─── Exercise inputs

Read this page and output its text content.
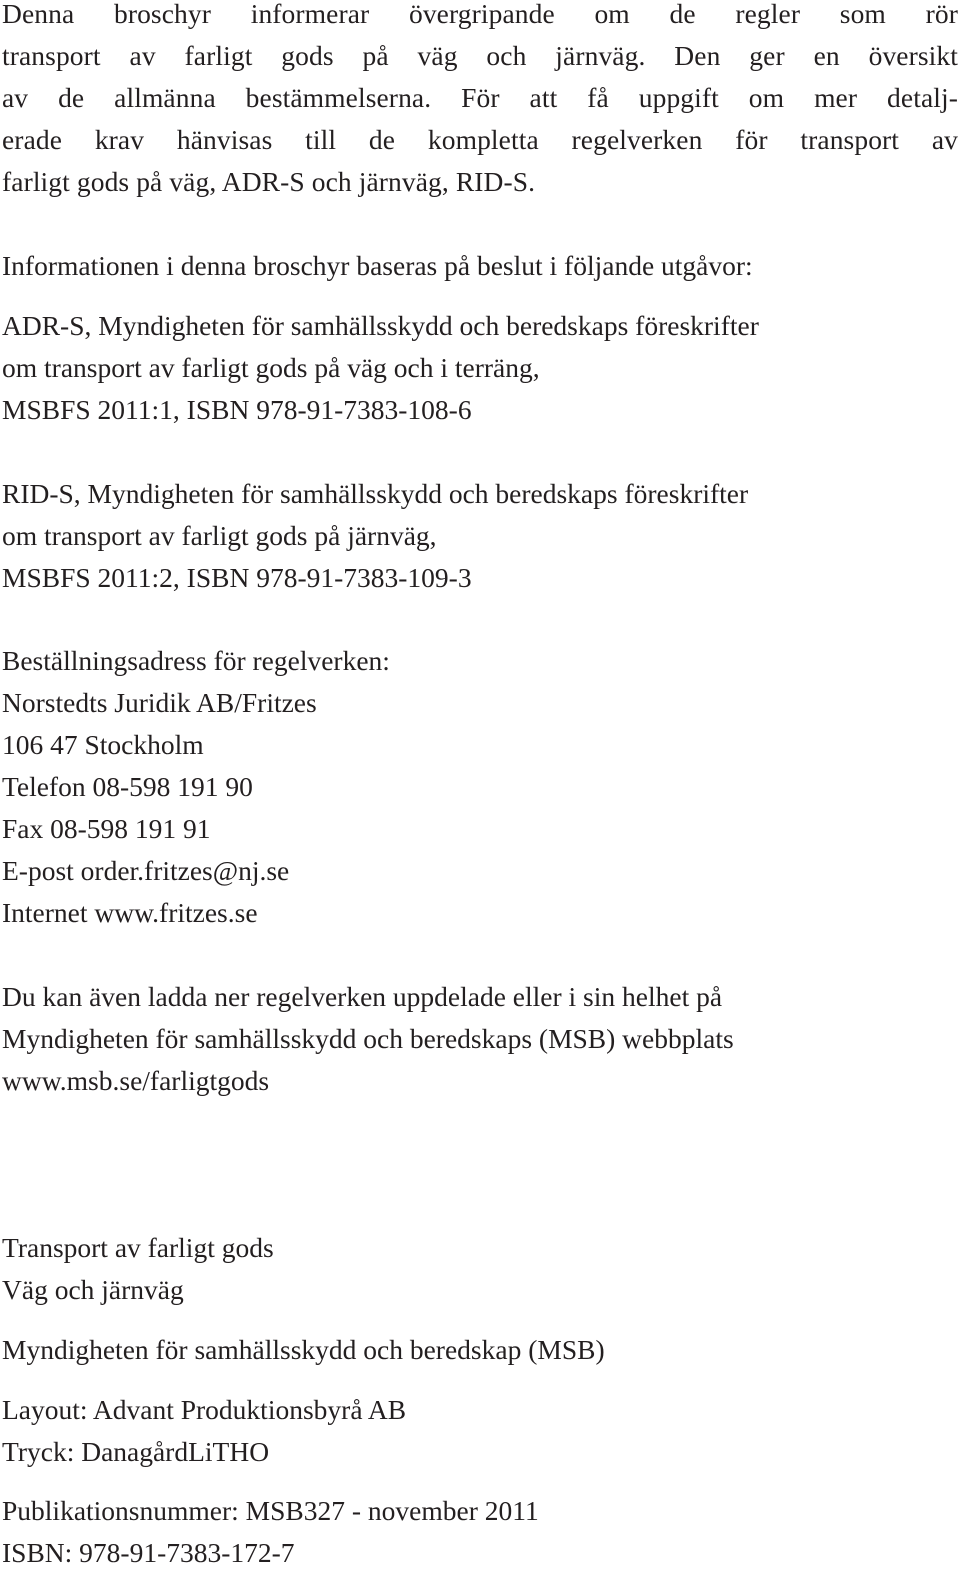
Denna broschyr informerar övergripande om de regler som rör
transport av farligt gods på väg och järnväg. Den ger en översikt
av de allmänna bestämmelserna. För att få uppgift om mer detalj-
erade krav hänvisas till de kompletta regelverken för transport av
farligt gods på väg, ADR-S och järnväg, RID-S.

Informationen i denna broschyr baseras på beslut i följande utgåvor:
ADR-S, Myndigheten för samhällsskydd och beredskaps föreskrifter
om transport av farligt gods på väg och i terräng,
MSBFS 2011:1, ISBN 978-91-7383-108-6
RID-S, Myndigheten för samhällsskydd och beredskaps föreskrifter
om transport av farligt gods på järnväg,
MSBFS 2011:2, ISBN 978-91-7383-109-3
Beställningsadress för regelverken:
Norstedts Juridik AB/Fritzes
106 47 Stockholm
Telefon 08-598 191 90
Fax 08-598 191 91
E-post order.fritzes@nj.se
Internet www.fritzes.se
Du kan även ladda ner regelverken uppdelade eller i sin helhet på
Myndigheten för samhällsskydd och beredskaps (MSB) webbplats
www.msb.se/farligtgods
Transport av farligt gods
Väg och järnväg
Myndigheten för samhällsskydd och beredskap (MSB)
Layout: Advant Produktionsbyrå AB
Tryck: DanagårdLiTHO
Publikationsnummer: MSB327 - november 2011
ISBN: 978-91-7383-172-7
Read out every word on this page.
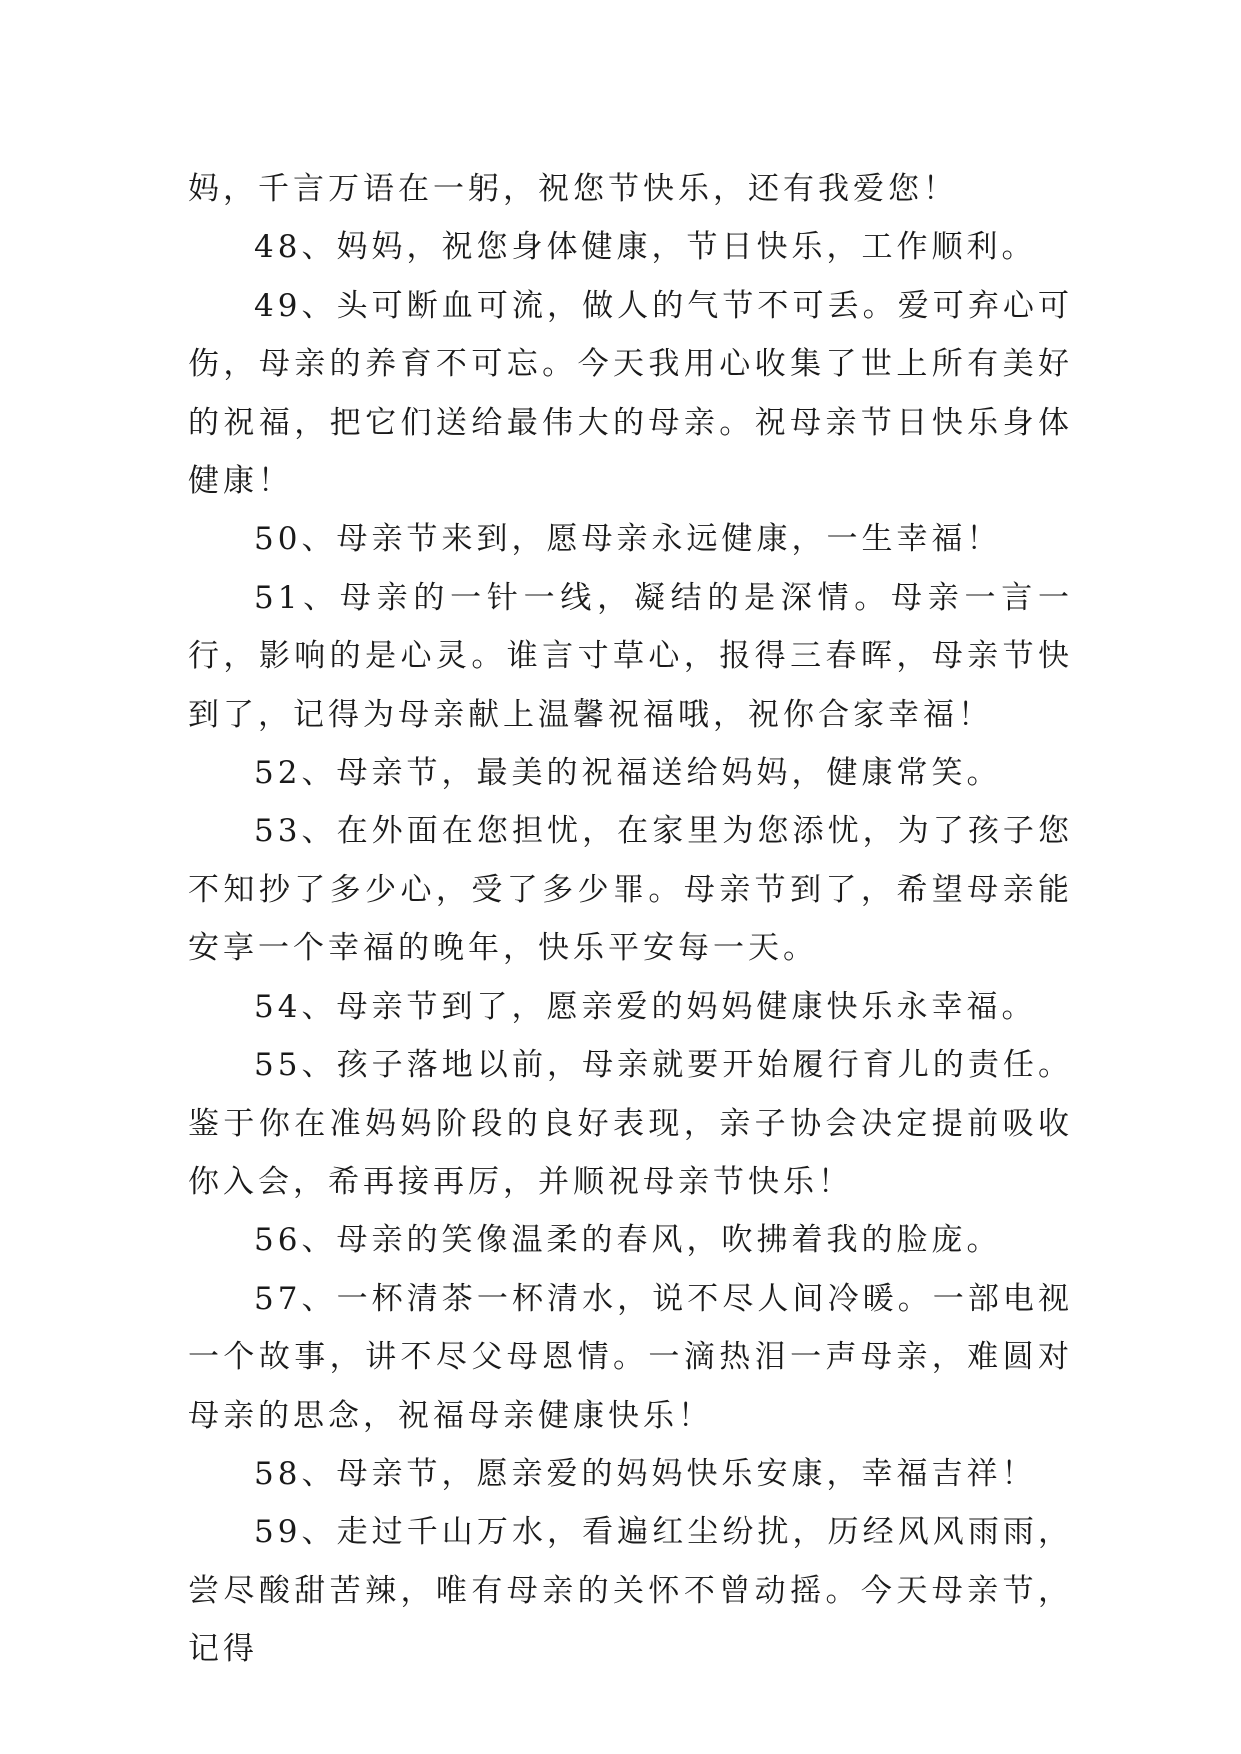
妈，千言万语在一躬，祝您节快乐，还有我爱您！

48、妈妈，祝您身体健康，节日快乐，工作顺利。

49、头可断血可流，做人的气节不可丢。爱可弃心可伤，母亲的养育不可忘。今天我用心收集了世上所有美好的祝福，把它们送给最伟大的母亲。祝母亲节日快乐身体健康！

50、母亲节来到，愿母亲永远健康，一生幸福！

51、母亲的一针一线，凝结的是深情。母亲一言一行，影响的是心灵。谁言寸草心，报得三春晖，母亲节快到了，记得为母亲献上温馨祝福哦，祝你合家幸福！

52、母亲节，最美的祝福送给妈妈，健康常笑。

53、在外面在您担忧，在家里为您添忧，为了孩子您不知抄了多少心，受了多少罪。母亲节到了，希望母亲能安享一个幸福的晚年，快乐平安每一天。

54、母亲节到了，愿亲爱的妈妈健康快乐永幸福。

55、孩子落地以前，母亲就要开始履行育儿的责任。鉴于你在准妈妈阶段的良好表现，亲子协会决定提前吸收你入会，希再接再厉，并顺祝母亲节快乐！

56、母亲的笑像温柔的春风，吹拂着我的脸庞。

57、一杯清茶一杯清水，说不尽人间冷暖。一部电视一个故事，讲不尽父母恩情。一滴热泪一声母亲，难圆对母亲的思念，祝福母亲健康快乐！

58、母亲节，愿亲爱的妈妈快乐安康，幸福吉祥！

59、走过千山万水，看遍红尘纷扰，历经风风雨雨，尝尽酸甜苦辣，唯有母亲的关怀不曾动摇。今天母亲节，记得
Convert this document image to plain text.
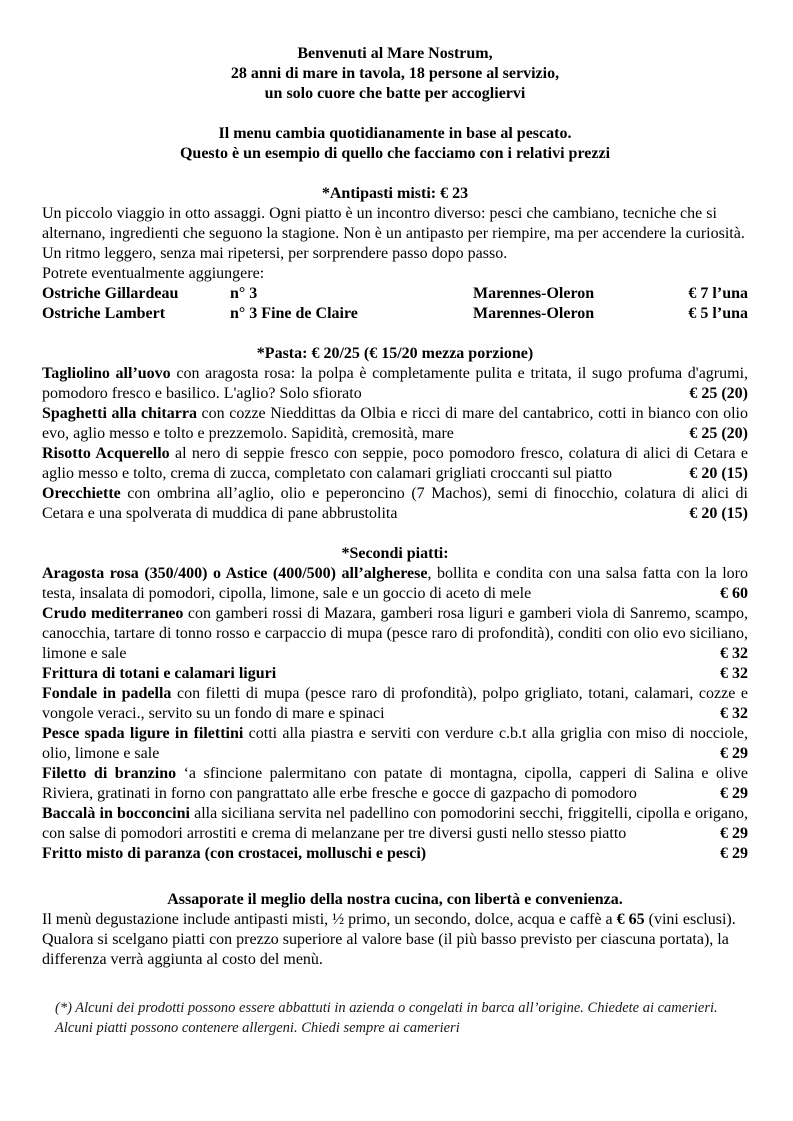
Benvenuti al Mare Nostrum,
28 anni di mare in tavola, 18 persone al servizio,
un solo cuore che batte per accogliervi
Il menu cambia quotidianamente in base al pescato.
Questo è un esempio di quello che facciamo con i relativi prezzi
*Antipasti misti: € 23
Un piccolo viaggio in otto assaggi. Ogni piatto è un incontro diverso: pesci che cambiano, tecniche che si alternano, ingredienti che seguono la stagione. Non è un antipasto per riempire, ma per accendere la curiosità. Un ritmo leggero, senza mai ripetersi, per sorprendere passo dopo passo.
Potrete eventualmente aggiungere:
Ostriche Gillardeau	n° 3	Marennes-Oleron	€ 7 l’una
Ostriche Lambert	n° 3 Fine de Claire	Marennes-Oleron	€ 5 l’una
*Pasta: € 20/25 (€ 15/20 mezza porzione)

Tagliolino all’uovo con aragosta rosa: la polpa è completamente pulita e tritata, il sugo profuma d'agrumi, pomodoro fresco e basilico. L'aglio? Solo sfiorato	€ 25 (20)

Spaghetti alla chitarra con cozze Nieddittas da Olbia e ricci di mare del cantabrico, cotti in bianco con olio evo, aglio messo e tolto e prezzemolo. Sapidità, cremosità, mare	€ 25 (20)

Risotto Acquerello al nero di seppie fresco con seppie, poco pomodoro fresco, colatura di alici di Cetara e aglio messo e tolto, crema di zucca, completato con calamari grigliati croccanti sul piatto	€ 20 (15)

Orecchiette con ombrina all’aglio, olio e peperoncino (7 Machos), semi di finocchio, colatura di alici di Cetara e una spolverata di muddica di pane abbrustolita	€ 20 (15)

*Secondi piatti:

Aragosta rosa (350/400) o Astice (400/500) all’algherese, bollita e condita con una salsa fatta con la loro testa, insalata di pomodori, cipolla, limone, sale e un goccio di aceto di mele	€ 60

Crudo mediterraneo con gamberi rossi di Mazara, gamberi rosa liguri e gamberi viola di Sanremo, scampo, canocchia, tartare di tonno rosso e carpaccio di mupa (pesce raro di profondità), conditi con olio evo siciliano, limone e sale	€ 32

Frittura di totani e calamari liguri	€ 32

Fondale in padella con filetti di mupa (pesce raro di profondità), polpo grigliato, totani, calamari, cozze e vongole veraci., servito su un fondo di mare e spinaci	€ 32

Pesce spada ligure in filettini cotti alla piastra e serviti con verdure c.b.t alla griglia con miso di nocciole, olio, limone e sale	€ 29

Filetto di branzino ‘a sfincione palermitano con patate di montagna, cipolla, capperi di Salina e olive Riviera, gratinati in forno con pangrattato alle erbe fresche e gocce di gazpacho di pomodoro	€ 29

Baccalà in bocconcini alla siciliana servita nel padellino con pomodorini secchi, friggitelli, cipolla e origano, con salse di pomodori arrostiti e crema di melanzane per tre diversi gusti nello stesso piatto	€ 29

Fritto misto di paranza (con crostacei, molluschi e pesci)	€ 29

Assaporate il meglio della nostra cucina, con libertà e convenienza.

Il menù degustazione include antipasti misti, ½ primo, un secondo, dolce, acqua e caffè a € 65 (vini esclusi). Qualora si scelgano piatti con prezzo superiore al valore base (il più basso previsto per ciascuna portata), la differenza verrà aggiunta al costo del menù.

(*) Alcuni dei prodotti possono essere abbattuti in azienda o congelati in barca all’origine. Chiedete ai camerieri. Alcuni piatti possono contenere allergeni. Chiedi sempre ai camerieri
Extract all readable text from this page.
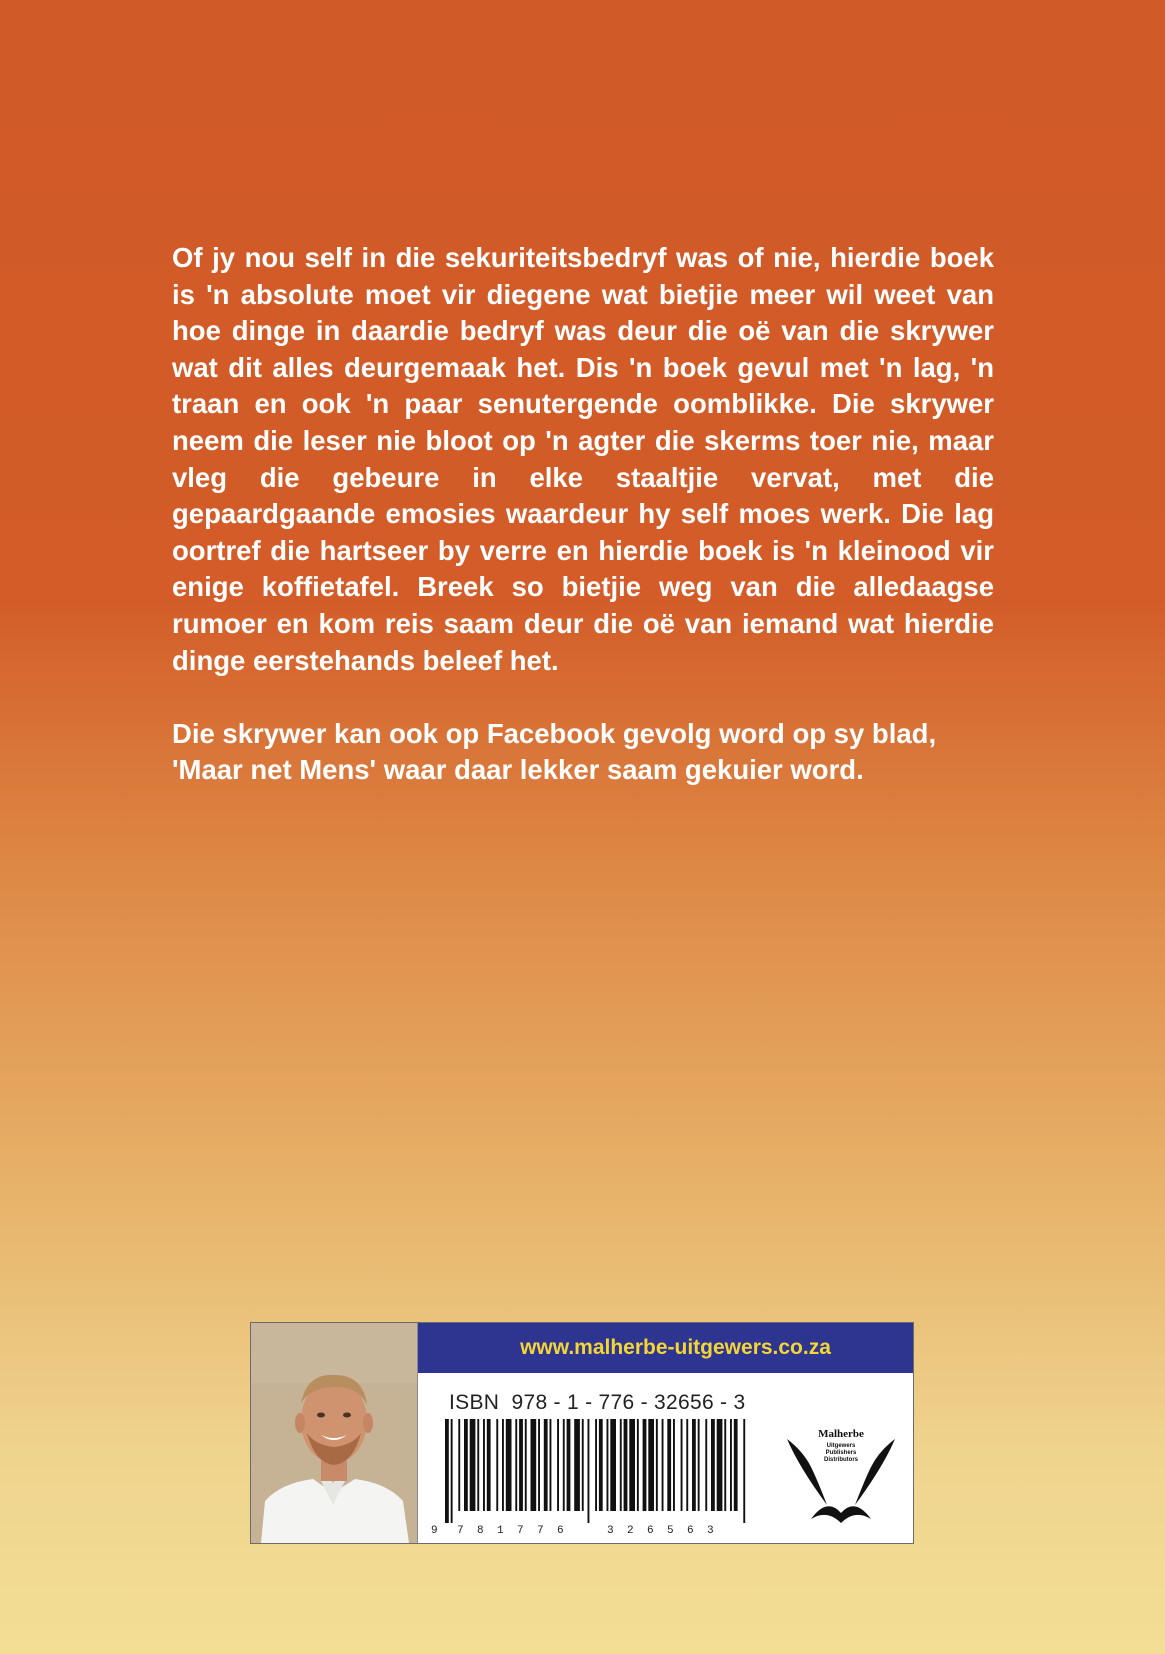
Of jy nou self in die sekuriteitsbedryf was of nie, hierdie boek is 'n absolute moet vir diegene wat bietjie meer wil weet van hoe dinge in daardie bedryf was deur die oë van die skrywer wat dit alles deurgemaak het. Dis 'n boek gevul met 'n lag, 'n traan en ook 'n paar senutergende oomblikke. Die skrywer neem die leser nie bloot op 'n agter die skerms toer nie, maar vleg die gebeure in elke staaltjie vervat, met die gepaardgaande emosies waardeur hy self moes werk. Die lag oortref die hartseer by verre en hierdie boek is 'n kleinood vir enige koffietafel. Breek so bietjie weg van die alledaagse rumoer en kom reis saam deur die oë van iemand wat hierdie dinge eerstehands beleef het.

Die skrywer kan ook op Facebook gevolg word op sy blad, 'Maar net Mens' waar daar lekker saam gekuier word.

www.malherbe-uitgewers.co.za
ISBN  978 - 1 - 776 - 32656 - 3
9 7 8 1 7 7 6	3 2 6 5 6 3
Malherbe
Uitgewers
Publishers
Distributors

──────

** Task to complete **
From the entries, report each line that includes the word "limone".

** Solution to this problem **
Aragosta rosa (350/400) o Astice (400/500) all’algherese, bollita e condita con una salsa fatta con la loro testa, insalata di pomodori, cipolla, limone, sale e un goccio di aceto di mele	€ 60
Crudo mediterraneo con gamberi rossi di Mazara, gamberi rosa liguri e gamberi viola di Sanremo, scampo, canocchia, tartare di tonno rosso e carpaccio di mupa (pesce raro di profondità), conditi con olio evo siciliano, limone e sale	€ 32
Pesce spada ligure in filettini cotti alla piastra e serviti con verdure c.b.t alla griglia con miso di nocciole, olio, limone e sale	€ 29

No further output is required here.